> **Stated task**: Retype every entry exactly, character for character.

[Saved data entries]
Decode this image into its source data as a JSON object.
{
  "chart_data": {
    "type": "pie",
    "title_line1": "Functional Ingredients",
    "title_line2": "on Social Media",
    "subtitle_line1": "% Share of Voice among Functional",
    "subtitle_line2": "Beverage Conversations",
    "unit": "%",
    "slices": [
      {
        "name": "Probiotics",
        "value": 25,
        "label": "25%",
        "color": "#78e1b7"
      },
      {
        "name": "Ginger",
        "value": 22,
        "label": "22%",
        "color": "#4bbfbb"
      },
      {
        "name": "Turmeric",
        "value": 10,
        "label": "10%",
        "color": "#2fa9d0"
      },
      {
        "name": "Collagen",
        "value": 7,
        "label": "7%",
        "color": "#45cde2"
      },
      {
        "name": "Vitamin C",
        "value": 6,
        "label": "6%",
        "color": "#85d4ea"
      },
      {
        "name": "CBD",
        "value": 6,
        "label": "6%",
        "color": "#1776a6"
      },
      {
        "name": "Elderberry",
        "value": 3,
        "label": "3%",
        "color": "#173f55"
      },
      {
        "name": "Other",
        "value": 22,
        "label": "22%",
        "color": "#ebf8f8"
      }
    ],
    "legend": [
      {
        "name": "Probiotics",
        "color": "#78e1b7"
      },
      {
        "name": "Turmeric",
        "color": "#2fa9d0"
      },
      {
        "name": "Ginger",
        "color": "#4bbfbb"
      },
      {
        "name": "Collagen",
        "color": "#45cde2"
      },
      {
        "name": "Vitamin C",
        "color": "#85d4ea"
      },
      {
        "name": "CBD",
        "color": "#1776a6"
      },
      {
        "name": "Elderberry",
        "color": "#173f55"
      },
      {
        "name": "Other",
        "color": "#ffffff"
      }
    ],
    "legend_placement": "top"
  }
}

> **Written solution**:
Decode this image into its source data as a JSON object.
{
  "chart_data": {
    "type": "pie",
    "title_line1": "Functional Ingredients",
    "title_line2": "on Social Media",
    "subtitle_line1": "% Share of Voice among Functional",
    "subtitle_line2": "Beverage Conversations",
    "unit": "%",
    "slices": [
      {
        "name": "Probiotics",
        "value": 25,
        "label": "25%",
        "color": "#78e1b7"
      },
      {
        "name": "Ginger",
        "value": 22,
        "label": "22%",
        "color": "#4bbfbb"
      },
      {
        "name": "Turmeric",
        "value": 10,
        "label": "10%",
        "color": "#2fa9d0"
      },
      {
        "name": "Collagen",
        "value": 7,
        "label": "7%",
        "color": "#45cde2"
      },
      {
        "name": "Vitamin C",
        "value": 6,
        "label": "6%",
        "color": "#85d4ea"
      },
      {
        "name": "CBD",
        "value": 6,
        "label": "6%",
        "color": "#1776a6"
      },
      {
        "name": "Elderberry",
        "value": 3,
        "label": "3%",
        "color": "#173f55"
      },
      {
        "name": "Other",
        "value": 22,
        "label": "22%",
        "color": "#ebf8f8"
      }
    ],
    "legend": [
      {
        "name": "Probiotics",
        "color": "#78e1b7"
      },
      {
        "name": "Turmeric",
        "color": "#2fa9d0"
      },
      {
        "name": "Ginger",
        "color": "#4bbfbb"
      },
      {
        "name": "Collagen",
        "color": "#45cde2"
      },
      {
        "name": "Vitamin C",
        "color": "#85d4ea"
      },
      {
        "name": "CBD",
        "color": "#1776a6"
      },
      {
        "name": "Elderberry",
        "color": "#173f55"
      },
      {
        "name": "Other",
        "color": "#ffffff"
      }
    ],
    "legend_placement": "top"
  }
}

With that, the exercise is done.